··· EXTRACTED ENTRIES

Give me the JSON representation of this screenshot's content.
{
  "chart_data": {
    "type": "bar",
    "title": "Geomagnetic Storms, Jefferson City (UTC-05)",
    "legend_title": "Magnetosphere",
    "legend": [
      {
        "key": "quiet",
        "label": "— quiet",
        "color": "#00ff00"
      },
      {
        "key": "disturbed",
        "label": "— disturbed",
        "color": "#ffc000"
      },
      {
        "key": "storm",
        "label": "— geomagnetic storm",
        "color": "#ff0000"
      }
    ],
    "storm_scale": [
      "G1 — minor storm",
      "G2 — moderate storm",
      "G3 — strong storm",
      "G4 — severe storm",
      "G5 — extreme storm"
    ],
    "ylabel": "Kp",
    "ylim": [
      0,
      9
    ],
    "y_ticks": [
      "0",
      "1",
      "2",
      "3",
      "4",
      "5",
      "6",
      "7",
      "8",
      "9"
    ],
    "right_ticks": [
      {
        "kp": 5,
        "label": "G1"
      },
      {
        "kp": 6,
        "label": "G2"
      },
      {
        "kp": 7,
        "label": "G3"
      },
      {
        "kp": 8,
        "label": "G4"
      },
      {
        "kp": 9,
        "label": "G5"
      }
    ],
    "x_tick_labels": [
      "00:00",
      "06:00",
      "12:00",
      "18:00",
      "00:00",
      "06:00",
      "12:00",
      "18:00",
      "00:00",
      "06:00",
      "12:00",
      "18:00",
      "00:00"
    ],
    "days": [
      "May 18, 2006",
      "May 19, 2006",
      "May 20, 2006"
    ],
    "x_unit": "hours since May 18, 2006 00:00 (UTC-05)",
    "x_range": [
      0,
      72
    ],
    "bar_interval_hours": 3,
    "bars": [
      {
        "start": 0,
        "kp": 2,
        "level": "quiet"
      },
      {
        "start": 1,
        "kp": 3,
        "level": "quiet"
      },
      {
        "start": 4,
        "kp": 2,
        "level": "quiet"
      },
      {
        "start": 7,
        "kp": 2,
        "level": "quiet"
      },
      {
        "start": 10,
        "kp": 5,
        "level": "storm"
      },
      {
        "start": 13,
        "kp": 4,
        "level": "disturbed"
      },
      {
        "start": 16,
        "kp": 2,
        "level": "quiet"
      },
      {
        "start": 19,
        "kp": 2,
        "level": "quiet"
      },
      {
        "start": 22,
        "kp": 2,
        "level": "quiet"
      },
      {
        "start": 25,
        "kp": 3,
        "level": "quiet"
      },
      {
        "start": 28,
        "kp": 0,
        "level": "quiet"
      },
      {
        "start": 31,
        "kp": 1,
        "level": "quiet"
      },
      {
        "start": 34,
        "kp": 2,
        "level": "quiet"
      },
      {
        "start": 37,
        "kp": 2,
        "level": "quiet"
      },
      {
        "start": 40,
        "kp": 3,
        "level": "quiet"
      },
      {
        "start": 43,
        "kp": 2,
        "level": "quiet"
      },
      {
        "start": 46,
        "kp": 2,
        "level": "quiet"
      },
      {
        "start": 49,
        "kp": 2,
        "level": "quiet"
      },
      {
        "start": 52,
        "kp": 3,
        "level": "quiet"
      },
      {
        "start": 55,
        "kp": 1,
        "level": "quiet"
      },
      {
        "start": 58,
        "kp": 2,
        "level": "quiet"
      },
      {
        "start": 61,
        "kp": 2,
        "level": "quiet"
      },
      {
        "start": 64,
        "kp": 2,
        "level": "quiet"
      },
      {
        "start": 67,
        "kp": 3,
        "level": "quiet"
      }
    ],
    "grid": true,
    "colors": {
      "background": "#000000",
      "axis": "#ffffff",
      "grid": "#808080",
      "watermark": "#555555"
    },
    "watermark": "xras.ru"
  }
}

······

**WORK REQUIRED**
Return all of the data word for word.

**EXPECTED ANSWER**
Give me the JSON representation of this screenshot's content.
{
  "chart_data": {
    "type": "bar",
    "title": "Geomagnetic Storms, Jefferson City (UTC-05)",
    "legend_title": "Magnetosphere",
    "legend": [
      {
        "key": "quiet",
        "label": "— quiet",
        "color": "#00ff00"
      },
      {
        "key": "disturbed",
        "label": "— disturbed",
        "color": "#ffc000"
      },
      {
        "key": "storm",
        "label": "— geomagnetic storm",
        "color": "#ff0000"
      }
    ],
    "storm_scale": [
      "G1 — minor storm",
      "G2 — moderate storm",
      "G3 — strong storm",
      "G4 — severe storm",
      "G5 — extreme storm"
    ],
    "ylabel": "Kp",
    "ylim": [
      0,
      9
    ],
    "y_ticks": [
      "0",
      "1",
      "2",
      "3",
      "4",
      "5",
      "6",
      "7",
      "8",
      "9"
    ],
    "right_ticks": [
      {
        "kp": 5,
        "label": "G1"
      },
      {
        "kp": 6,
        "label": "G2"
      },
      {
        "kp": 7,
        "label": "G3"
      },
      {
        "kp": 8,
        "label": "G4"
      },
      {
        "kp": 9,
        "label": "G5"
      }
    ],
    "x_tick_labels": [
      "00:00",
      "06:00",
      "12:00",
      "18:00",
      "00:00",
      "06:00",
      "12:00",
      "18:00",
      "00:00",
      "06:00",
      "12:00",
      "18:00",
      "00:00"
    ],
    "days": [
      "May 18, 2006",
      "May 19, 2006",
      "May 20, 2006"
    ],
    "x_unit": "hours since May 18, 2006 00:00 (UTC-05)",
    "x_range": [
      0,
      72
    ],
    "bar_interval_hours": 3,
    "bars": [
      {
        "start": 0,
        "kp": 2,
        "level": "quiet"
      },
      {
        "start": 1,
        "kp": 3,
        "level": "quiet"
      },
      {
        "start": 4,
        "kp": 2,
        "level": "quiet"
      },
      {
        "start": 7,
        "kp": 2,
        "level": "quiet"
      },
      {
        "start": 10,
        "kp": 5,
        "level": "storm"
      },
      {
        "start": 13,
        "kp": 4,
        "level": "disturbed"
      },
      {
        "start": 16,
        "kp": 2,
        "level": "quiet"
      },
      {
        "start": 19,
        "kp": 2,
        "level": "quiet"
      },
      {
        "start": 22,
        "kp": 2,
        "level": "quiet"
      },
      {
        "start": 25,
        "kp": 3,
        "level": "quiet"
      },
      {
        "start": 28,
        "kp": 0,
        "level": "quiet"
      },
      {
        "start": 31,
        "kp": 1,
        "level": "quiet"
      },
      {
        "start": 34,
        "kp": 2,
        "level": "quiet"
      },
      {
        "start": 37,
        "kp": 2,
        "level": "quiet"
      },
      {
        "start": 40,
        "kp": 3,
        "level": "quiet"
      },
      {
        "start": 43,
        "kp": 2,
        "level": "quiet"
      },
      {
        "start": 46,
        "kp": 2,
        "level": "quiet"
      },
      {
        "start": 49,
        "kp": 2,
        "level": "quiet"
      },
      {
        "start": 52,
        "kp": 3,
        "level": "quiet"
      },
      {
        "start": 55,
        "kp": 1,
        "level": "quiet"
      },
      {
        "start": 58,
        "kp": 2,
        "level": "quiet"
      },
      {
        "start": 61,
        "kp": 2,
        "level": "quiet"
      },
      {
        "start": 64,
        "kp": 2,
        "level": "quiet"
      },
      {
        "start": 67,
        "kp": 3,
        "level": "quiet"
      }
    ],
    "grid": true,
    "colors": {
      "background": "#000000",
      "axis": "#ffffff",
      "grid": "#808080",
      "watermark": "#555555"
    },
    "watermark": "xras.ru"
  }
}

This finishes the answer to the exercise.